**DIRECTIONS**
Report the total number of lines that include the string "wurden", without any other text.

**Part of a data file**
══════════

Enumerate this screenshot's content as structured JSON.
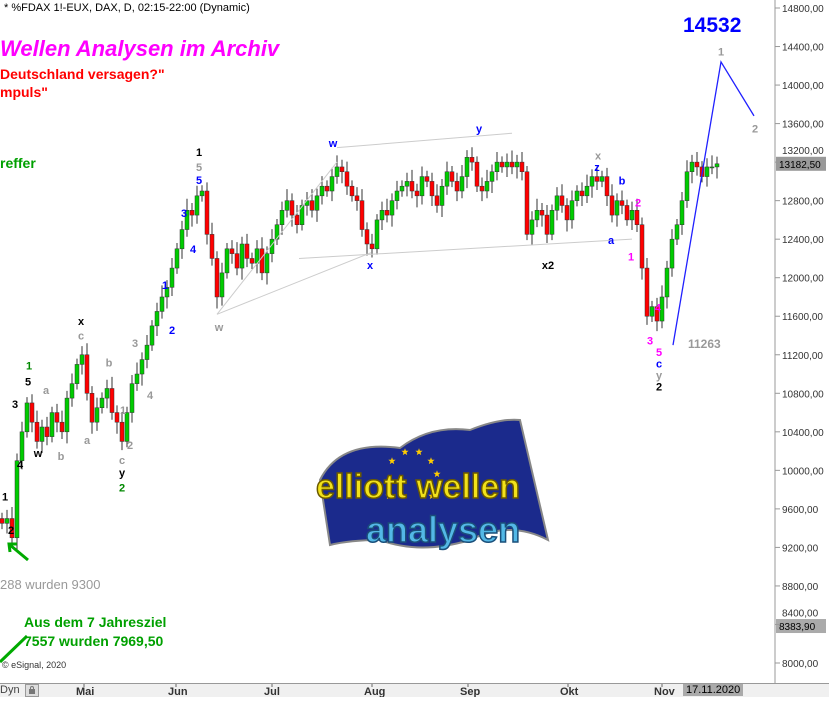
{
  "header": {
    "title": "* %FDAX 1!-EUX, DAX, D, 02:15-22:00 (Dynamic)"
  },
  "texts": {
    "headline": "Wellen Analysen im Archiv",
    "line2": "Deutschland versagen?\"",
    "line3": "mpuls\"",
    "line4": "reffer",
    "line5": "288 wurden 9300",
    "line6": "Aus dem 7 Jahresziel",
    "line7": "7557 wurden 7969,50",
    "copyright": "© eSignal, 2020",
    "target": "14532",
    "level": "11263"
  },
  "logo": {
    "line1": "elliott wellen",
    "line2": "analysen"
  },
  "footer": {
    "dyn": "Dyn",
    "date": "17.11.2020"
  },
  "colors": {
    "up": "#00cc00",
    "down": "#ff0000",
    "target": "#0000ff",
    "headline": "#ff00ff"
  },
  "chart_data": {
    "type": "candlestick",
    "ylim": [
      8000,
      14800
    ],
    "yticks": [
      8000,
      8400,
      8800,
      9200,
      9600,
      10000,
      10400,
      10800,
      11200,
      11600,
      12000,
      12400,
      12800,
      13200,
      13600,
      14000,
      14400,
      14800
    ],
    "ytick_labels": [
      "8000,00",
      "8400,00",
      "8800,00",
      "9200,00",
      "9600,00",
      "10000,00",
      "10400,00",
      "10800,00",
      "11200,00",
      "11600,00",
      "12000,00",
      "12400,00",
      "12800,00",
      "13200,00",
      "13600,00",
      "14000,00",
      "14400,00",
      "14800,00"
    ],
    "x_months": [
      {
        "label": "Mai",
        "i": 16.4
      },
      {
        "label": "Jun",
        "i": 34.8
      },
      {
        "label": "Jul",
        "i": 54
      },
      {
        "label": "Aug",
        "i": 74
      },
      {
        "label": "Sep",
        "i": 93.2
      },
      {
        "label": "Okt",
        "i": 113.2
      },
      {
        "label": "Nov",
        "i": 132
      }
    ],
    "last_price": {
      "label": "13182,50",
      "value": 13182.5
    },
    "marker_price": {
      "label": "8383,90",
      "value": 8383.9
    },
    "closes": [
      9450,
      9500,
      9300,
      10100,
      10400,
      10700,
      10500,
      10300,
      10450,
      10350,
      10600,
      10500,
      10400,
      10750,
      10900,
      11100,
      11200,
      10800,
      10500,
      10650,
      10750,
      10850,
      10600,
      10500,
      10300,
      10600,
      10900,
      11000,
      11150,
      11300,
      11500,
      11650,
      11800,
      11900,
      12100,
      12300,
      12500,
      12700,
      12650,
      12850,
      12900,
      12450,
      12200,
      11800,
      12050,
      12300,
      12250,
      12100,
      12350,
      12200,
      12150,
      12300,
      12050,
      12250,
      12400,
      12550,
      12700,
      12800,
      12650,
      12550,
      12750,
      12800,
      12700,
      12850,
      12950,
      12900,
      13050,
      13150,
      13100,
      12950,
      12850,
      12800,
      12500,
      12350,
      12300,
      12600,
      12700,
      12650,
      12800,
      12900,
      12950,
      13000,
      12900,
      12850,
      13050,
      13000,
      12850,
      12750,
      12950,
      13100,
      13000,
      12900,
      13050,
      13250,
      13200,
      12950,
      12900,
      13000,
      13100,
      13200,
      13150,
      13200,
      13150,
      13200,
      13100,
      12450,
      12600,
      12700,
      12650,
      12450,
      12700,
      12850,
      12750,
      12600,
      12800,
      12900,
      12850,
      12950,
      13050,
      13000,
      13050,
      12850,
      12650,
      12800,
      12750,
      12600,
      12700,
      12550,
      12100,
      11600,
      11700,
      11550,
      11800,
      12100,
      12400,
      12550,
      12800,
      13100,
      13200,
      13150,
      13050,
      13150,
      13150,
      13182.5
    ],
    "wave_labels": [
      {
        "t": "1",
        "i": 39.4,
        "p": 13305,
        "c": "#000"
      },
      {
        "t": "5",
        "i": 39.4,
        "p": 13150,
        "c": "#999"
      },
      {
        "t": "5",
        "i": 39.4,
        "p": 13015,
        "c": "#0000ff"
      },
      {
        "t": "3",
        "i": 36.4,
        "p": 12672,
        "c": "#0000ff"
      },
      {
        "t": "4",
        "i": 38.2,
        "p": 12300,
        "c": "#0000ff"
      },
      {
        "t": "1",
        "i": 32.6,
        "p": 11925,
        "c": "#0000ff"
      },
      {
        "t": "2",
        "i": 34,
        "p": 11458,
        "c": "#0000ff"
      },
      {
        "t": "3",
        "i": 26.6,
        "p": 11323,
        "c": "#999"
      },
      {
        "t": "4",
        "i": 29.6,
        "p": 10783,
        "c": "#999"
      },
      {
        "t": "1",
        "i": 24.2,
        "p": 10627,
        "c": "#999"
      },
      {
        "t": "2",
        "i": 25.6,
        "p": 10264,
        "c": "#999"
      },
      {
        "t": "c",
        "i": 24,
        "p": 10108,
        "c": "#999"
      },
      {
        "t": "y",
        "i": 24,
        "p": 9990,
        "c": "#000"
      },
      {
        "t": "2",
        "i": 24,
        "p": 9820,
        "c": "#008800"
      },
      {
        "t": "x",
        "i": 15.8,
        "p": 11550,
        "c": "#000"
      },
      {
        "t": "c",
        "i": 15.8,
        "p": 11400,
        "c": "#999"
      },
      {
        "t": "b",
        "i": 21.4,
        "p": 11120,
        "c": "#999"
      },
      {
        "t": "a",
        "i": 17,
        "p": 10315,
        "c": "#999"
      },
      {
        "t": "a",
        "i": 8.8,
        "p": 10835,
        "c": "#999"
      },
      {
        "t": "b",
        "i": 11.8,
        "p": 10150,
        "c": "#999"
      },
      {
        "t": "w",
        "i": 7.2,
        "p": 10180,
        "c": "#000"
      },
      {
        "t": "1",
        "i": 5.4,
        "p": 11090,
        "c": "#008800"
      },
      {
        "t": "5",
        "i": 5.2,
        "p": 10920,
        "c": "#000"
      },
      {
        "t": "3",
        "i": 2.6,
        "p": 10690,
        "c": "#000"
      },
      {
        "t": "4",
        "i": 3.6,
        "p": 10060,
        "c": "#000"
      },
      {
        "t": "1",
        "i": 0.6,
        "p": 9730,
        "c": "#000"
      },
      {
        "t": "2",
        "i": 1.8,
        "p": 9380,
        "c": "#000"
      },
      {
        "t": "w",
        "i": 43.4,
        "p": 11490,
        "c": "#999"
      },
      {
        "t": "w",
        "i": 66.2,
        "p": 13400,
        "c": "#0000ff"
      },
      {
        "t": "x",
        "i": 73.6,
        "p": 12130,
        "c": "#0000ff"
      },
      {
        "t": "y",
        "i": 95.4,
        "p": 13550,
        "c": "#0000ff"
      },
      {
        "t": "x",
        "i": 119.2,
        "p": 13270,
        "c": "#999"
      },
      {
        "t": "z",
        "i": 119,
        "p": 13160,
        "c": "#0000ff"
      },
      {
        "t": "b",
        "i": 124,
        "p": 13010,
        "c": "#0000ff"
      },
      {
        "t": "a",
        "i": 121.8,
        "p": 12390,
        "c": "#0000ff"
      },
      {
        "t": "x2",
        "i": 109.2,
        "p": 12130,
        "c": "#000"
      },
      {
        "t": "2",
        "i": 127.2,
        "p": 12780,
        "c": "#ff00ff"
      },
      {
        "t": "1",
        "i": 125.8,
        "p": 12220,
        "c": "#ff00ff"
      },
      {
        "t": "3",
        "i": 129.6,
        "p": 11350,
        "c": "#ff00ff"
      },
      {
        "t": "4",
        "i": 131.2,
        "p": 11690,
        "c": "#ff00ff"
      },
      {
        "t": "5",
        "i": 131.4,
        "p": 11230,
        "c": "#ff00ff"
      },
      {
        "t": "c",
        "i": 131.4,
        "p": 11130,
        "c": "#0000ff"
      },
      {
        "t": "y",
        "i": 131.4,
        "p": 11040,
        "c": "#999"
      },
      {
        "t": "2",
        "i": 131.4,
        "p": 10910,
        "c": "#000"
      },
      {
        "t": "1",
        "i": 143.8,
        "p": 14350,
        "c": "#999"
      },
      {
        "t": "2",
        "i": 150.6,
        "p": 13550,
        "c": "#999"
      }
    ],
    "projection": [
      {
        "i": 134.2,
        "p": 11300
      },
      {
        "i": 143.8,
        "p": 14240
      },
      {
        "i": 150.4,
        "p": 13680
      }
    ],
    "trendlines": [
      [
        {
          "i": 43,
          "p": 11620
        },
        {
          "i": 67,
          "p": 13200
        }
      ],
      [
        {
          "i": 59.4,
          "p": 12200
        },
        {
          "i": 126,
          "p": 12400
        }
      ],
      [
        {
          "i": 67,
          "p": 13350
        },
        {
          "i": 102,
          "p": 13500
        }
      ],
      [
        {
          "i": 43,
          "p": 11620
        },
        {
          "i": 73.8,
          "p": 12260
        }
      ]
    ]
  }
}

══════════

**FINAL RESULT**
2